***** Material shown *****

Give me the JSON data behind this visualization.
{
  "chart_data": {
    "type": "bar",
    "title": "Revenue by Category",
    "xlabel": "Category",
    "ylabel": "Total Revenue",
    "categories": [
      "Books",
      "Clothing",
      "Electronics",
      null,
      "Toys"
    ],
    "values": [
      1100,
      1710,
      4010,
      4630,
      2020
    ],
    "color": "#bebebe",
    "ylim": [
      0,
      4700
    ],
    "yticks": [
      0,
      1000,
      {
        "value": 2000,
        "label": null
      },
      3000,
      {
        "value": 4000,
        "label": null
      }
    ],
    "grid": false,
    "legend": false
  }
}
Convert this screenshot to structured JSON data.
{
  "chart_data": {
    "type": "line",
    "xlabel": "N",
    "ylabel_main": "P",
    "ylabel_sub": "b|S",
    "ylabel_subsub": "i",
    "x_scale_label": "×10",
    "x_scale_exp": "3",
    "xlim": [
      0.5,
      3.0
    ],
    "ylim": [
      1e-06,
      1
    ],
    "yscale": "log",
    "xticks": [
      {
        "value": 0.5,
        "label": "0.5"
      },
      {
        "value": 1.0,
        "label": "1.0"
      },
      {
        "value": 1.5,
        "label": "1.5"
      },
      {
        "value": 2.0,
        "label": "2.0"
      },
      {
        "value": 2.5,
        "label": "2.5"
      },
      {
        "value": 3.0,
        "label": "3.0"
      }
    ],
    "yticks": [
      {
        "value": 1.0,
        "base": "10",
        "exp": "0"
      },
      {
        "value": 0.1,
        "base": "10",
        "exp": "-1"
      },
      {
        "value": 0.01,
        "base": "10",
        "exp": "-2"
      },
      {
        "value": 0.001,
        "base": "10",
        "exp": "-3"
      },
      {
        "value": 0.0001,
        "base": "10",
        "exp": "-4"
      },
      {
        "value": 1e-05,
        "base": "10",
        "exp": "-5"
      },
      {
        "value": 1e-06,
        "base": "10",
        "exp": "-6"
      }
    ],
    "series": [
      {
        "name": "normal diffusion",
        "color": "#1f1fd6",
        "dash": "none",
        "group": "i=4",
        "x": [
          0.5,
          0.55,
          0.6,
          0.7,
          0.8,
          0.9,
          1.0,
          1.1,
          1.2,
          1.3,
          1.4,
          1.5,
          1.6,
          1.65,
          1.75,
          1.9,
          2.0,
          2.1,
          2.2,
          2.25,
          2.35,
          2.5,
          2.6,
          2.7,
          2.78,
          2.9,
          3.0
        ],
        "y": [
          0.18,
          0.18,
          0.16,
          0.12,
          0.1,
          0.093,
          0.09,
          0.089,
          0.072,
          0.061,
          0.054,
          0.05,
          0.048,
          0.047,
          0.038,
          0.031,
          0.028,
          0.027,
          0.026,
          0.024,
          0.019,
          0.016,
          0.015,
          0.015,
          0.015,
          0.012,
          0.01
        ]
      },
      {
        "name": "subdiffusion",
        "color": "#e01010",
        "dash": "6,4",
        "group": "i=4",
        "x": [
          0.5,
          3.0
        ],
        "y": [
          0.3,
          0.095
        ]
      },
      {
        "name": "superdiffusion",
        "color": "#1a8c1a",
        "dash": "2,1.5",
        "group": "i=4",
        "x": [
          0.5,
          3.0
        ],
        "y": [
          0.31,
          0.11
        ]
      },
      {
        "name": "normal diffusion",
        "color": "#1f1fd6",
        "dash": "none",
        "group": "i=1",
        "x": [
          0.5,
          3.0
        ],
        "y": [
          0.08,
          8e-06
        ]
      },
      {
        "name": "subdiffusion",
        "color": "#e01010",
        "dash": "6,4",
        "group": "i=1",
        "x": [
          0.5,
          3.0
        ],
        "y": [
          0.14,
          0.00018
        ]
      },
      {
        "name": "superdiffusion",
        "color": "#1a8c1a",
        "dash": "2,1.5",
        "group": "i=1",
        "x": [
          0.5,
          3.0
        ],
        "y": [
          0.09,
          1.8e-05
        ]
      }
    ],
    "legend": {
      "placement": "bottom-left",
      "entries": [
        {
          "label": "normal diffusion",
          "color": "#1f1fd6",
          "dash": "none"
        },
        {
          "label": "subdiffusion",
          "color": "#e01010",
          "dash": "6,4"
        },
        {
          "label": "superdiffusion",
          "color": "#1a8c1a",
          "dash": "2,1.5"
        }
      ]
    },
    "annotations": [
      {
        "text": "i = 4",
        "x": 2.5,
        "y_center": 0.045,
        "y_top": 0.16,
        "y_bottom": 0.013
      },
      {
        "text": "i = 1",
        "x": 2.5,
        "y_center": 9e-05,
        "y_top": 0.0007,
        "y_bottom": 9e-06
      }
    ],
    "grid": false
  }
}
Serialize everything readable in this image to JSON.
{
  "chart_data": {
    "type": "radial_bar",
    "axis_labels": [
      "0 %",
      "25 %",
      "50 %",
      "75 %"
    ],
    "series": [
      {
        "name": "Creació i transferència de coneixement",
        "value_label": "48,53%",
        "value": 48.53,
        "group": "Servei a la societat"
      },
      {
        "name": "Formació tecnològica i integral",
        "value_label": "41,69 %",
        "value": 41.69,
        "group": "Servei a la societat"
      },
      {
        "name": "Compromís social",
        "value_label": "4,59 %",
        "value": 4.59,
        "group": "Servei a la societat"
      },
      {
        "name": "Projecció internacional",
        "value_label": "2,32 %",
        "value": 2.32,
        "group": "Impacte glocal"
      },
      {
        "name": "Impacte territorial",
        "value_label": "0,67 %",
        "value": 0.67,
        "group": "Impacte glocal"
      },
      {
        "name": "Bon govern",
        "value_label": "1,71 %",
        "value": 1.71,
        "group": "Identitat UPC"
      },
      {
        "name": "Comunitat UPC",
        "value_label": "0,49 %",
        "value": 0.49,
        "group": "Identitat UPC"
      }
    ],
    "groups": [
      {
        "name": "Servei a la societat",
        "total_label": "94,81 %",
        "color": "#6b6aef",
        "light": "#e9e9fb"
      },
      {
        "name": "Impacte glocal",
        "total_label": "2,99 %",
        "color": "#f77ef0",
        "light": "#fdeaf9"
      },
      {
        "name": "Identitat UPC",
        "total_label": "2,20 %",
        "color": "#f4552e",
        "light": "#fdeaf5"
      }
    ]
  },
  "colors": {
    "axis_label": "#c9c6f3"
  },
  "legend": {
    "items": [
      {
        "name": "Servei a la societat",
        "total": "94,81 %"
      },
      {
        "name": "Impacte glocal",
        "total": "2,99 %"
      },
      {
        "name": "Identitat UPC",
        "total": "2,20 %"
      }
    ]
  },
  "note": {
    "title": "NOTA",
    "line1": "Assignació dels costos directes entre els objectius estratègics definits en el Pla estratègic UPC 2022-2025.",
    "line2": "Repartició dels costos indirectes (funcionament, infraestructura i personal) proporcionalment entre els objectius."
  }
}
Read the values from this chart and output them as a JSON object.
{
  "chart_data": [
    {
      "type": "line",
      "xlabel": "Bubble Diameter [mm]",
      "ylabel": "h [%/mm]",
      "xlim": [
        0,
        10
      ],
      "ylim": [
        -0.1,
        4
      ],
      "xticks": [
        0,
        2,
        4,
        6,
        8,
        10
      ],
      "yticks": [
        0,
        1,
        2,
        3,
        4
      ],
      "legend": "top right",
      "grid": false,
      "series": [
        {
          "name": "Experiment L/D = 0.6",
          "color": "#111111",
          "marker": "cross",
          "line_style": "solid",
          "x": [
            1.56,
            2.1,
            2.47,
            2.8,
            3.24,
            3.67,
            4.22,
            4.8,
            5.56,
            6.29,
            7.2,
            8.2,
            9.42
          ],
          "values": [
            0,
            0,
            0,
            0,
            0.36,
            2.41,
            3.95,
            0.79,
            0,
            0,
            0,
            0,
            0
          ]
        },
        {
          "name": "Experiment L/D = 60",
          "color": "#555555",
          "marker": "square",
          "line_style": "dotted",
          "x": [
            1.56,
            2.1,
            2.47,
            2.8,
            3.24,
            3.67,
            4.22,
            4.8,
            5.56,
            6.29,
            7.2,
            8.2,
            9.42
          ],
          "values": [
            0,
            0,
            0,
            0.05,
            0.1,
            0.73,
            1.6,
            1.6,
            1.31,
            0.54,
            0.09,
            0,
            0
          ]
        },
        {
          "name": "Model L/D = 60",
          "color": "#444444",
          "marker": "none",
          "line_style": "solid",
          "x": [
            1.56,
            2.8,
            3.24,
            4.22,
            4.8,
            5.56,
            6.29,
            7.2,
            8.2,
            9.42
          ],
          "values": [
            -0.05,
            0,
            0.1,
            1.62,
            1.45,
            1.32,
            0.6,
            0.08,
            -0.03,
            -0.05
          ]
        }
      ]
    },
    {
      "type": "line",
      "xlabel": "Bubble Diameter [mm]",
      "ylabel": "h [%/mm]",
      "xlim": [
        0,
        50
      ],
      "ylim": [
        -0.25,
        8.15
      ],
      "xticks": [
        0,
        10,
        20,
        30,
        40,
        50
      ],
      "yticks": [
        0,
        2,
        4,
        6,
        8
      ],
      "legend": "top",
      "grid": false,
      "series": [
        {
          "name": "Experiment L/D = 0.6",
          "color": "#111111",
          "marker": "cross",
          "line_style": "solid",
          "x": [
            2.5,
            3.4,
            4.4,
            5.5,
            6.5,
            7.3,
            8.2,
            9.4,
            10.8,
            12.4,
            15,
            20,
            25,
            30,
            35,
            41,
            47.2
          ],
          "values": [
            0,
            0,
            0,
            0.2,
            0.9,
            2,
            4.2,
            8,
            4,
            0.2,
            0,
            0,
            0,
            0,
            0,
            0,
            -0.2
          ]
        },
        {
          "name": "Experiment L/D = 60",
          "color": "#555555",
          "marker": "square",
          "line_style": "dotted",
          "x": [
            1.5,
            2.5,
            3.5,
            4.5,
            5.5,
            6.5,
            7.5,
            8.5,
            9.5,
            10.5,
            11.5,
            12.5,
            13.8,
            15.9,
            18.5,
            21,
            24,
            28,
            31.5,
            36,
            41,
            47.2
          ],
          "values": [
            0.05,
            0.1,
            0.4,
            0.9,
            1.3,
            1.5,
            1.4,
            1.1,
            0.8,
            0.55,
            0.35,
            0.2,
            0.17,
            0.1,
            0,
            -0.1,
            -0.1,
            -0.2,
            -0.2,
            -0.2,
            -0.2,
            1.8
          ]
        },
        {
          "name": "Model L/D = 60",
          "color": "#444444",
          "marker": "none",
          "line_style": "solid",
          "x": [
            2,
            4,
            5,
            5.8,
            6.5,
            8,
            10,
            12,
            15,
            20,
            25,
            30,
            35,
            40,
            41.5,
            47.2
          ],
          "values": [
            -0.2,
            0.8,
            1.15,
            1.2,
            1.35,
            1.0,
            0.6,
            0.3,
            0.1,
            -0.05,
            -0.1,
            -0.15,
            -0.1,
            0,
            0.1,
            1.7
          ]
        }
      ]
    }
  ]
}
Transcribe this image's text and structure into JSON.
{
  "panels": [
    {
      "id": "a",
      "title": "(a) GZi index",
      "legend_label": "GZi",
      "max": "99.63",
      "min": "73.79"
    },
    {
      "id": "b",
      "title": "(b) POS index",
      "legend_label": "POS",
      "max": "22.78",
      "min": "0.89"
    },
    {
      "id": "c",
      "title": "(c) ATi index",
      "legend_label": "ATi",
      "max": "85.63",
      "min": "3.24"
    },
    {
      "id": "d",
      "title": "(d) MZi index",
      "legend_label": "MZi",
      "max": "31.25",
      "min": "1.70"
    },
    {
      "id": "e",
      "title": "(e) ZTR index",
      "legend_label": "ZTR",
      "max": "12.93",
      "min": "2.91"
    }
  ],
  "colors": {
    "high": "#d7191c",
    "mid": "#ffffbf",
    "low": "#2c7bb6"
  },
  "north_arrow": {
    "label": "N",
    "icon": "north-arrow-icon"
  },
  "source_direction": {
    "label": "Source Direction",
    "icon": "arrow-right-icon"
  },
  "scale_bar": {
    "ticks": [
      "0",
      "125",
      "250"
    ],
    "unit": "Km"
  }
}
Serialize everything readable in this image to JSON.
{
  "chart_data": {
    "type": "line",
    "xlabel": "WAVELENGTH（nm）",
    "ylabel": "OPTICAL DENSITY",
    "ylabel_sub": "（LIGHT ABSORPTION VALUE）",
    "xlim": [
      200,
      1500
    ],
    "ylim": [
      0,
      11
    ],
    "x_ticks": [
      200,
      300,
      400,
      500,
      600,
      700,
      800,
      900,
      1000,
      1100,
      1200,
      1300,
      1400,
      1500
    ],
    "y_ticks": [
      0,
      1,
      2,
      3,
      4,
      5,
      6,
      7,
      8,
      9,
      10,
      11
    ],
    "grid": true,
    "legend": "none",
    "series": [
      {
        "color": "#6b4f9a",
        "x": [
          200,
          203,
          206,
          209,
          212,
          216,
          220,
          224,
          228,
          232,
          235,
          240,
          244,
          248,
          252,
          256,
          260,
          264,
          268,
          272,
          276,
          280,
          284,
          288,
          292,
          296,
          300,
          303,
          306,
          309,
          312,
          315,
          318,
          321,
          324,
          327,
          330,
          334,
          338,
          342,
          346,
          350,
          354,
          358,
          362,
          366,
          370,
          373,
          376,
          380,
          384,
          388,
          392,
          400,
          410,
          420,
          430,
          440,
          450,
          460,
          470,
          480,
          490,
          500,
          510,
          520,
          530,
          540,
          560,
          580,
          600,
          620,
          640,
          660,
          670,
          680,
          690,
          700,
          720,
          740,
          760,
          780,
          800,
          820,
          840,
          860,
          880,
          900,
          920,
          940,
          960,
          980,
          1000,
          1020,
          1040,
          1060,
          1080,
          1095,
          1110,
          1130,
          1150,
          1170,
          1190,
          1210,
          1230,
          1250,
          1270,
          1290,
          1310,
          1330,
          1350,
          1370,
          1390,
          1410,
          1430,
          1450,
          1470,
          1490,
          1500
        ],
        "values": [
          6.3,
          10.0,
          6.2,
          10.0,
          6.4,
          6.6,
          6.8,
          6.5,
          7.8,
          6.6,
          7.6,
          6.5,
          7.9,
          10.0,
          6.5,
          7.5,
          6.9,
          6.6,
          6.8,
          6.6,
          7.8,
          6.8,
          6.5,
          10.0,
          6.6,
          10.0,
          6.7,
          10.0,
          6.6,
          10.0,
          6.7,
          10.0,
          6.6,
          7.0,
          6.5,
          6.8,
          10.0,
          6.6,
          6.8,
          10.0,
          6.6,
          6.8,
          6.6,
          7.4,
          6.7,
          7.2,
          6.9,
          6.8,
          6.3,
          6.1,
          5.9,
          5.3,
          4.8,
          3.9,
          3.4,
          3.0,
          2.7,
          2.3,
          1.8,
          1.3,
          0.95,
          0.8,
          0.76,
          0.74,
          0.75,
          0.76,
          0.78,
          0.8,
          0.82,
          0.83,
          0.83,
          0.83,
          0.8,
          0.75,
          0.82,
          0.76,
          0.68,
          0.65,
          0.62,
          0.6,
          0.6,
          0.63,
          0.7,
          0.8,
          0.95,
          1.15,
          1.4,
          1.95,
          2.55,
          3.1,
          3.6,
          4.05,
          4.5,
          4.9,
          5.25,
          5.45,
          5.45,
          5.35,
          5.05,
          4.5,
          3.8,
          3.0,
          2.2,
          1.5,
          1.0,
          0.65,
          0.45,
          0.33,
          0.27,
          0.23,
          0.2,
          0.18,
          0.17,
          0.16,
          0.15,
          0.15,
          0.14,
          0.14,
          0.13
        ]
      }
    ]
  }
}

*****

Request: Gather and return every line that holds the string "false".

Finished exercise:
    "grid": false,
    "legend": false
    "grid": false
      "grid": false,
      "grid": false,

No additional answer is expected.